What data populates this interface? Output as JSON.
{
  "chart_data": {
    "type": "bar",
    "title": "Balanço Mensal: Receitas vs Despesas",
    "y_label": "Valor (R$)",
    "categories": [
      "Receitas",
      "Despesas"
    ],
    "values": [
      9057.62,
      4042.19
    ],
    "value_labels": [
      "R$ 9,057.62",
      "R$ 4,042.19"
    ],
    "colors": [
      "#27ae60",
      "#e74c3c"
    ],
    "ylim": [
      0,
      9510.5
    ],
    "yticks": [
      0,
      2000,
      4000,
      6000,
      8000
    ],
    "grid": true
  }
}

+++++

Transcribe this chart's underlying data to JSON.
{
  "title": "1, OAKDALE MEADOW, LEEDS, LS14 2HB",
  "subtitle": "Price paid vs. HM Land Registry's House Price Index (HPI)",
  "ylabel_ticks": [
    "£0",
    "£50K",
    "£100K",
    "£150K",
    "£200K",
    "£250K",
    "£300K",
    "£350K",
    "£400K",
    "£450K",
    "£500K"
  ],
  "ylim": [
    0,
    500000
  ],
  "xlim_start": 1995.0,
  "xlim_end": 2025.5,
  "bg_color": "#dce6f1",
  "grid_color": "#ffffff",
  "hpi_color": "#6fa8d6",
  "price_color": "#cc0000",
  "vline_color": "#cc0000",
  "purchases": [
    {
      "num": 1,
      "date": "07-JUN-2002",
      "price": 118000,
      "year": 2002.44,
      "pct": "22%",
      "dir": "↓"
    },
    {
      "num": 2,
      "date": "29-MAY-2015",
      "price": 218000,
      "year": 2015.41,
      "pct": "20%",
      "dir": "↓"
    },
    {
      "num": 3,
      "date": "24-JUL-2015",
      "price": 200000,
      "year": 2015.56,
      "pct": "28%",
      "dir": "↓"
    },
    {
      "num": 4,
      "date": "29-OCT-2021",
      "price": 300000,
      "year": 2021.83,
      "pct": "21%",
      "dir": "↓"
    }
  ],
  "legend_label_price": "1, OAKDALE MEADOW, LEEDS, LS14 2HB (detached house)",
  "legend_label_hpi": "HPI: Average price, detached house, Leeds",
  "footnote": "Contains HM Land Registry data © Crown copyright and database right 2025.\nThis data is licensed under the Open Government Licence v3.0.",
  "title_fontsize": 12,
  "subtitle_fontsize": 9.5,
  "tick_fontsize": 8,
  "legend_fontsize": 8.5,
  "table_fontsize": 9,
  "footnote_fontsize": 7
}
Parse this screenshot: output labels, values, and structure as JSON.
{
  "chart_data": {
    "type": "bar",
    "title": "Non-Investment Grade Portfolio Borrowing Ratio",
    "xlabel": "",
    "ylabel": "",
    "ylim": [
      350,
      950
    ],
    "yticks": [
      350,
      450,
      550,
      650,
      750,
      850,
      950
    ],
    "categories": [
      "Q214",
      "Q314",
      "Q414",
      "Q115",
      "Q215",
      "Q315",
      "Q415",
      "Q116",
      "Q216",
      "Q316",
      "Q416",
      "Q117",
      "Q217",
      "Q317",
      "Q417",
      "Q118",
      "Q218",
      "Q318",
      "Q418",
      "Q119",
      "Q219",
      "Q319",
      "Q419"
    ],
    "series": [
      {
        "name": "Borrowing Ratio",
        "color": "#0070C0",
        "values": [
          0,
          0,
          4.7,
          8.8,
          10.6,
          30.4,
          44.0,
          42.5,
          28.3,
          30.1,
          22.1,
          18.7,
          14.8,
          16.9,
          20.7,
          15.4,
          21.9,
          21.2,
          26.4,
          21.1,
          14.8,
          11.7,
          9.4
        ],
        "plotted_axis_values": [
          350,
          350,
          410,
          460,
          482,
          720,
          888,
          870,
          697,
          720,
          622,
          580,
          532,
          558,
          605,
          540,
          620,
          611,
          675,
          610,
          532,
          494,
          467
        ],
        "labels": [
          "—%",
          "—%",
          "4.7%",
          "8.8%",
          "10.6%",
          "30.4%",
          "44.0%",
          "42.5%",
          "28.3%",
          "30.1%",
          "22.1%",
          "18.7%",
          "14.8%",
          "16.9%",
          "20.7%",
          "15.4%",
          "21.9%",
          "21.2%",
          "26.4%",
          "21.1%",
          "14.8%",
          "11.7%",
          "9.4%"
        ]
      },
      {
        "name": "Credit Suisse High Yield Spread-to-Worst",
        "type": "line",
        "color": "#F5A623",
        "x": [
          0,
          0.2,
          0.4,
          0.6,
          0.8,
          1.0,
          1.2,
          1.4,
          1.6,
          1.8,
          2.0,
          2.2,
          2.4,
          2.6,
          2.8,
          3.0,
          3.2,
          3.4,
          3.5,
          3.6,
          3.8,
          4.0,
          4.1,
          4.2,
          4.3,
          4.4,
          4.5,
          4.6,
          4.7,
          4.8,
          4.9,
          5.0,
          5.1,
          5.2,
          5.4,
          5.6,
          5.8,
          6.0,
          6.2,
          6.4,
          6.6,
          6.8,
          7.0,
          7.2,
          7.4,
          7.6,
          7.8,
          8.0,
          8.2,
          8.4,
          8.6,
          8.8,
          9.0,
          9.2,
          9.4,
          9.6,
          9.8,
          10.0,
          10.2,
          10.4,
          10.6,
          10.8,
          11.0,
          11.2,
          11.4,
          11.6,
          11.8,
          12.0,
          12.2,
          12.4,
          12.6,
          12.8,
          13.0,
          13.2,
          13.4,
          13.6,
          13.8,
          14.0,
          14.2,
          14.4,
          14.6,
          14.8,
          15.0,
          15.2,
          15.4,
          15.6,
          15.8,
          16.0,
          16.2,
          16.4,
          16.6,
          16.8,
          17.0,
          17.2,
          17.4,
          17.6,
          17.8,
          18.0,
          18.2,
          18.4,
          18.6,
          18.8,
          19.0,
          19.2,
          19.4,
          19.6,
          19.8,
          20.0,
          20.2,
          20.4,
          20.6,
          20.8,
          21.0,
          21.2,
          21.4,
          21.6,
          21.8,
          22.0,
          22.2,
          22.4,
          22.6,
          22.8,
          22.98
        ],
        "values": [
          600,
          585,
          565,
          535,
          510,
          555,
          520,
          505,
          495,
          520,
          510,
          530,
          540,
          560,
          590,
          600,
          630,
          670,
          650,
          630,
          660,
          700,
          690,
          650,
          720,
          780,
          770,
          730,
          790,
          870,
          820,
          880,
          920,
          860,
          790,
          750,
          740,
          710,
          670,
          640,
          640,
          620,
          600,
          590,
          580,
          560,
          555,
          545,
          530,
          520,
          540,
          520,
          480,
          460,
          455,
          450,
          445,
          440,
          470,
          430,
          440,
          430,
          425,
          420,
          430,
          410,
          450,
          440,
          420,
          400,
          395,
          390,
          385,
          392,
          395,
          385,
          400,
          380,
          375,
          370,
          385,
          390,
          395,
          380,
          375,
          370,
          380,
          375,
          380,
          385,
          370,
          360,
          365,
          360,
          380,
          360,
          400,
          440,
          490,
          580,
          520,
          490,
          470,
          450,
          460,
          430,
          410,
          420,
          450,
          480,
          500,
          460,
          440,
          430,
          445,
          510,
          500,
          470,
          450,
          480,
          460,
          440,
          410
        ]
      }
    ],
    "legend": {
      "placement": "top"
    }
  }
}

+++++

### Problem to solve
Report how many lines of the listing hold the string "MEADOW", giving only the number.

### Complete answer
2